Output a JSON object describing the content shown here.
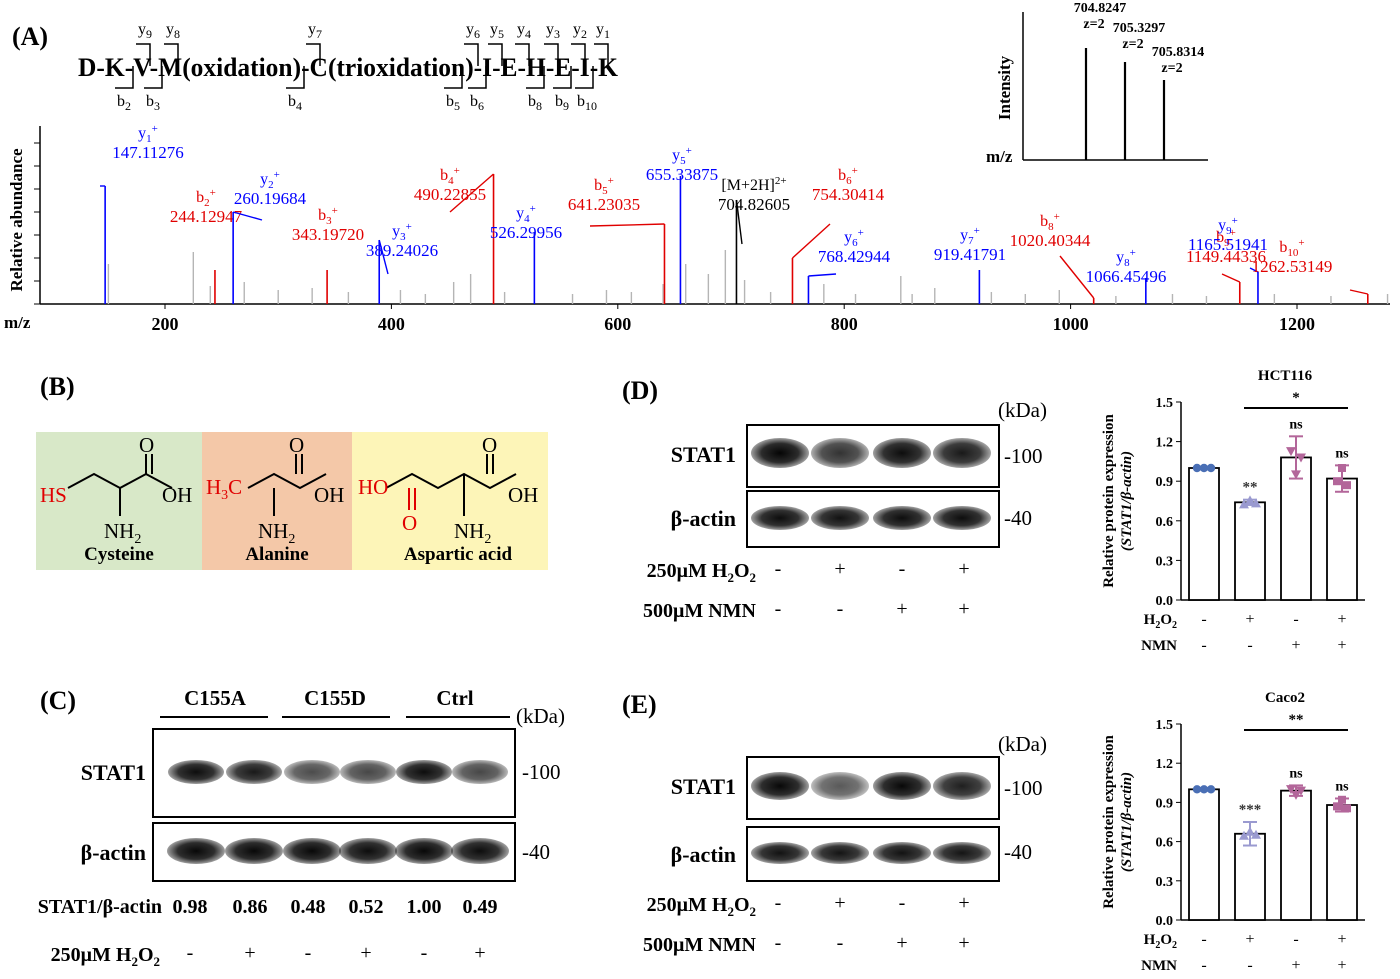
{
  "panelA": {
    "label": "(A)",
    "peptide": "D-K-V-M(oxidation)-C(trioxidation)-I-E-H-E-I-K",
    "y_ions": [
      "y9",
      "y8",
      "y7",
      "y6",
      "y5",
      "y4",
      "y3",
      "y2",
      "y1"
    ],
    "b_ions": [
      "b2",
      "b3",
      "b4",
      "b5",
      "b6",
      "b8",
      "b9",
      "b10"
    ],
    "ylabel": "Relative abundance",
    "xlabel": "m/z",
    "x_ticks": [
      "200",
      "400",
      "600",
      "800",
      "1000",
      "1200"
    ],
    "peaks": [
      {
        "ion": "y1+",
        "mz": "147.11276",
        "color": "#0000ff"
      },
      {
        "ion": "b2+",
        "mz": "244.12947",
        "color": "#e00000"
      },
      {
        "ion": "y2+",
        "mz": "260.19684",
        "color": "#0000ff"
      },
      {
        "ion": "b3+",
        "mz": "343.19720",
        "color": "#e00000"
      },
      {
        "ion": "y3+",
        "mz": "389.24026",
        "color": "#0000ff"
      },
      {
        "ion": "b4+",
        "mz": "490.22855",
        "color": "#e00000"
      },
      {
        "ion": "y4+",
        "mz": "526.29956",
        "color": "#0000ff"
      },
      {
        "ion": "b5+",
        "mz": "641.23035",
        "color": "#e00000"
      },
      {
        "ion": "y5+",
        "mz": "655.33875",
        "color": "#0000ff"
      },
      {
        "ion": "[M+2H]2+",
        "mz": "704.82605",
        "color": "#000000"
      },
      {
        "ion": "b6+",
        "mz": "754.30414",
        "color": "#e00000"
      },
      {
        "ion": "y6+",
        "mz": "768.42944",
        "color": "#0000ff"
      },
      {
        "ion": "y7+",
        "mz": "919.41791",
        "color": "#0000ff"
      },
      {
        "ion": "b8+",
        "mz": "1020.40344",
        "color": "#e00000"
      },
      {
        "ion": "y8+",
        "mz": "1066.45496",
        "color": "#0000ff"
      },
      {
        "ion": "b9+",
        "mz": "1149.44336",
        "color": "#e00000"
      },
      {
        "ion": "y9+",
        "mz": "1165.51941",
        "color": "#0000ff"
      },
      {
        "ion": "b10+",
        "mz": "1262.53149",
        "color": "#e00000"
      }
    ],
    "inset": {
      "ylabel": "Intensity",
      "xlabel": "m/z",
      "peaks": [
        {
          "mz": "704.8247",
          "z": "z=2"
        },
        {
          "mz": "705.3297",
          "z": "z=2"
        },
        {
          "mz": "705.8314",
          "z": "z=2"
        }
      ]
    }
  },
  "panelB": {
    "label": "(B)",
    "molecules": [
      {
        "name": "Cysteine",
        "bg": "#d8e8c8"
      },
      {
        "name": "Alanine",
        "bg": "#f4c8a8"
      },
      {
        "name": "Aspartic acid",
        "bg": "#fdf5b8"
      }
    ]
  },
  "panelC": {
    "label": "(C)",
    "groups": [
      "C155A",
      "C155D",
      "Ctrl"
    ],
    "unit": "(kDa)",
    "rows": [
      {
        "name": "STAT1",
        "mw": "-100"
      },
      {
        "name": "β-actin",
        "mw": "-40"
      }
    ],
    "ratio_label": "STAT1/β-actin",
    "ratios": [
      "0.98",
      "0.86",
      "0.48",
      "0.52",
      "1.00",
      "0.49"
    ],
    "treat_label": "250μM H2O2",
    "treat": [
      "-",
      "+",
      "-",
      "+",
      "-",
      "+"
    ]
  },
  "panelD": {
    "label": "(D)",
    "unit": "(kDa)",
    "rows": [
      {
        "name": "STAT1",
        "mw": "-100"
      },
      {
        "name": "β-actin",
        "mw": "-40"
      }
    ],
    "treatments": [
      {
        "label": "250μM H2O2",
        "signs": [
          "-",
          "+",
          "-",
          "+"
        ]
      },
      {
        "label": "500μM NMN",
        "signs": [
          "-",
          "-",
          "+",
          "+"
        ]
      }
    ]
  },
  "panelE": {
    "label": "(E)",
    "unit": "(kDa)",
    "rows": [
      {
        "name": "STAT1",
        "mw": "-100"
      },
      {
        "name": "β-actin",
        "mw": "-40"
      }
    ],
    "treatments": [
      {
        "label": "250μM H2O2",
        "signs": [
          "-",
          "+",
          "-",
          "+"
        ]
      },
      {
        "label": "500μM NMN",
        "signs": [
          "-",
          "-",
          "+",
          "+"
        ]
      }
    ]
  },
  "chart_data": [
    {
      "type": "bar",
      "title": "HCT116",
      "ylabel": "Relative protein expression (STAT1/β-actin)",
      "ylim": [
        0,
        1.5
      ],
      "yticks": [
        "0.0",
        "0.3",
        "0.6",
        "0.9",
        "1.2",
        "1.5"
      ],
      "row_labels": [
        "H2O2",
        "NMN"
      ],
      "h2o2": [
        "-",
        "+",
        "-",
        "+"
      ],
      "nmn": [
        "-",
        "-",
        "+",
        "+"
      ],
      "values": [
        1.0,
        0.74,
        1.08,
        0.92
      ],
      "errors": [
        0.01,
        0.02,
        0.16,
        0.1
      ],
      "colors": [
        "#4a6fb5",
        "#9a9ad0",
        "#b3669a",
        "#b3669a"
      ],
      "annotations": [
        "",
        "**",
        "ns",
        "ns"
      ],
      "bracket": "*"
    },
    {
      "type": "bar",
      "title": "Caco2",
      "ylabel": "Relative protein expression (STAT1/β-actin)",
      "ylim": [
        0,
        1.5
      ],
      "yticks": [
        "0.0",
        "0.3",
        "0.6",
        "0.9",
        "1.2",
        "1.5"
      ],
      "row_labels": [
        "H2O2",
        "NMN"
      ],
      "h2o2": [
        "-",
        "+",
        "-",
        "+"
      ],
      "nmn": [
        "-",
        "-",
        "+",
        "+"
      ],
      "values": [
        1.0,
        0.66,
        0.99,
        0.88
      ],
      "errors": [
        0.01,
        0.09,
        0.04,
        0.05
      ],
      "colors": [
        "#4a6fb5",
        "#9a9ad0",
        "#b3669a",
        "#b3669a"
      ],
      "annotations": [
        "",
        "***",
        "ns",
        "ns"
      ],
      "bracket": "**"
    }
  ]
}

## Try it
What you return should be all of the material above, exactly, and none of its pictures.

## Task result
Output a JSON object describing the content shown here.
{
  "panelA": {
    "label": "(A)",
    "peptide": "D-K-V-M(oxidation)-C(trioxidation)-I-E-H-E-I-K",
    "y_ions": [
      "y9",
      "y8",
      "y7",
      "y6",
      "y5",
      "y4",
      "y3",
      "y2",
      "y1"
    ],
    "b_ions": [
      "b2",
      "b3",
      "b4",
      "b5",
      "b6",
      "b8",
      "b9",
      "b10"
    ],
    "ylabel": "Relative abundance",
    "xlabel": "m/z",
    "x_ticks": [
      "200",
      "400",
      "600",
      "800",
      "1000",
      "1200"
    ],
    "peaks": [
      {
        "ion": "y1+",
        "mz": "147.11276",
        "color": "#0000ff"
      },
      {
        "ion": "b2+",
        "mz": "244.12947",
        "color": "#e00000"
      },
      {
        "ion": "y2+",
        "mz": "260.19684",
        "color": "#0000ff"
      },
      {
        "ion": "b3+",
        "mz": "343.19720",
        "color": "#e00000"
      },
      {
        "ion": "y3+",
        "mz": "389.24026",
        "color": "#0000ff"
      },
      {
        "ion": "b4+",
        "mz": "490.22855",
        "color": "#e00000"
      },
      {
        "ion": "y4+",
        "mz": "526.29956",
        "color": "#0000ff"
      },
      {
        "ion": "b5+",
        "mz": "641.23035",
        "color": "#e00000"
      },
      {
        "ion": "y5+",
        "mz": "655.33875",
        "color": "#0000ff"
      },
      {
        "ion": "[M+2H]2+",
        "mz": "704.82605",
        "color": "#000000"
      },
      {
        "ion": "b6+",
        "mz": "754.30414",
        "color": "#e00000"
      },
      {
        "ion": "y6+",
        "mz": "768.42944",
        "color": "#0000ff"
      },
      {
        "ion": "y7+",
        "mz": "919.41791",
        "color": "#0000ff"
      },
      {
        "ion": "b8+",
        "mz": "1020.40344",
        "color": "#e00000"
      },
      {
        "ion": "y8+",
        "mz": "1066.45496",
        "color": "#0000ff"
      },
      {
        "ion": "b9+",
        "mz": "1149.44336",
        "color": "#e00000"
      },
      {
        "ion": "y9+",
        "mz": "1165.51941",
        "color": "#0000ff"
      },
      {
        "ion": "b10+",
        "mz": "1262.53149",
        "color": "#e00000"
      }
    ],
    "inset": {
      "ylabel": "Intensity",
      "xlabel": "m/z",
      "peaks": [
        {
          "mz": "704.8247",
          "z": "z=2"
        },
        {
          "mz": "705.3297",
          "z": "z=2"
        },
        {
          "mz": "705.8314",
          "z": "z=2"
        }
      ]
    }
  },
  "panelB": {
    "label": "(B)",
    "molecules": [
      {
        "name": "Cysteine",
        "bg": "#d8e8c8"
      },
      {
        "name": "Alanine",
        "bg": "#f4c8a8"
      },
      {
        "name": "Aspartic acid",
        "bg": "#fdf5b8"
      }
    ]
  },
  "panelC": {
    "label": "(C)",
    "groups": [
      "C155A",
      "C155D",
      "Ctrl"
    ],
    "unit": "(kDa)",
    "rows": [
      {
        "name": "STAT1",
        "mw": "-100"
      },
      {
        "name": "β-actin",
        "mw": "-40"
      }
    ],
    "ratio_label": "STAT1/β-actin",
    "ratios": [
      "0.98",
      "0.86",
      "0.48",
      "0.52",
      "1.00",
      "0.49"
    ],
    "treat_label": "250μM H2O2",
    "treat": [
      "-",
      "+",
      "-",
      "+",
      "-",
      "+"
    ]
  },
  "panelD": {
    "label": "(D)",
    "unit": "(kDa)",
    "rows": [
      {
        "name": "STAT1",
        "mw": "-100"
      },
      {
        "name": "β-actin",
        "mw": "-40"
      }
    ],
    "treatments": [
      {
        "label": "250μM H2O2",
        "signs": [
          "-",
          "+",
          "-",
          "+"
        ]
      },
      {
        "label": "500μM NMN",
        "signs": [
          "-",
          "-",
          "+",
          "+"
        ]
      }
    ]
  },
  "panelE": {
    "label": "(E)",
    "unit": "(kDa)",
    "rows": [
      {
        "name": "STAT1",
        "mw": "-100"
      },
      {
        "name": "β-actin",
        "mw": "-40"
      }
    ],
    "treatments": [
      {
        "label": "250μM H2O2",
        "signs": [
          "-",
          "+",
          "-",
          "+"
        ]
      },
      {
        "label": "500μM NMN",
        "signs": [
          "-",
          "-",
          "+",
          "+"
        ]
      }
    ]
  },
  "chart_data": [
    {
      "type": "bar",
      "title": "HCT116",
      "ylabel": "Relative protein expression (STAT1/β-actin)",
      "ylim": [
        0,
        1.5
      ],
      "yticks": [
        "0.0",
        "0.3",
        "0.6",
        "0.9",
        "1.2",
        "1.5"
      ],
      "row_labels": [
        "H2O2",
        "NMN"
      ],
      "h2o2": [
        "-",
        "+",
        "-",
        "+"
      ],
      "nmn": [
        "-",
        "-",
        "+",
        "+"
      ],
      "values": [
        1.0,
        0.74,
        1.08,
        0.92
      ],
      "errors": [
        0.01,
        0.02,
        0.16,
        0.1
      ],
      "colors": [
        "#4a6fb5",
        "#9a9ad0",
        "#b3669a",
        "#b3669a"
      ],
      "annotations": [
        "",
        "**",
        "ns",
        "ns"
      ],
      "bracket": "*"
    },
    {
      "type": "bar",
      "title": "Caco2",
      "ylabel": "Relative protein expression (STAT1/β-actin)",
      "ylim": [
        0,
        1.5
      ],
      "yticks": [
        "0.0",
        "0.3",
        "0.6",
        "0.9",
        "1.2",
        "1.5"
      ],
      "row_labels": [
        "H2O2",
        "NMN"
      ],
      "h2o2": [
        "-",
        "+",
        "-",
        "+"
      ],
      "nmn": [
        "-",
        "-",
        "+",
        "+"
      ],
      "values": [
        1.0,
        0.66,
        0.99,
        0.88
      ],
      "errors": [
        0.01,
        0.09,
        0.04,
        0.05
      ],
      "colors": [
        "#4a6fb5",
        "#9a9ad0",
        "#b3669a",
        "#b3669a"
      ],
      "annotations": [
        "",
        "***",
        "ns",
        "ns"
      ],
      "bracket": "**"
    }
  ]
}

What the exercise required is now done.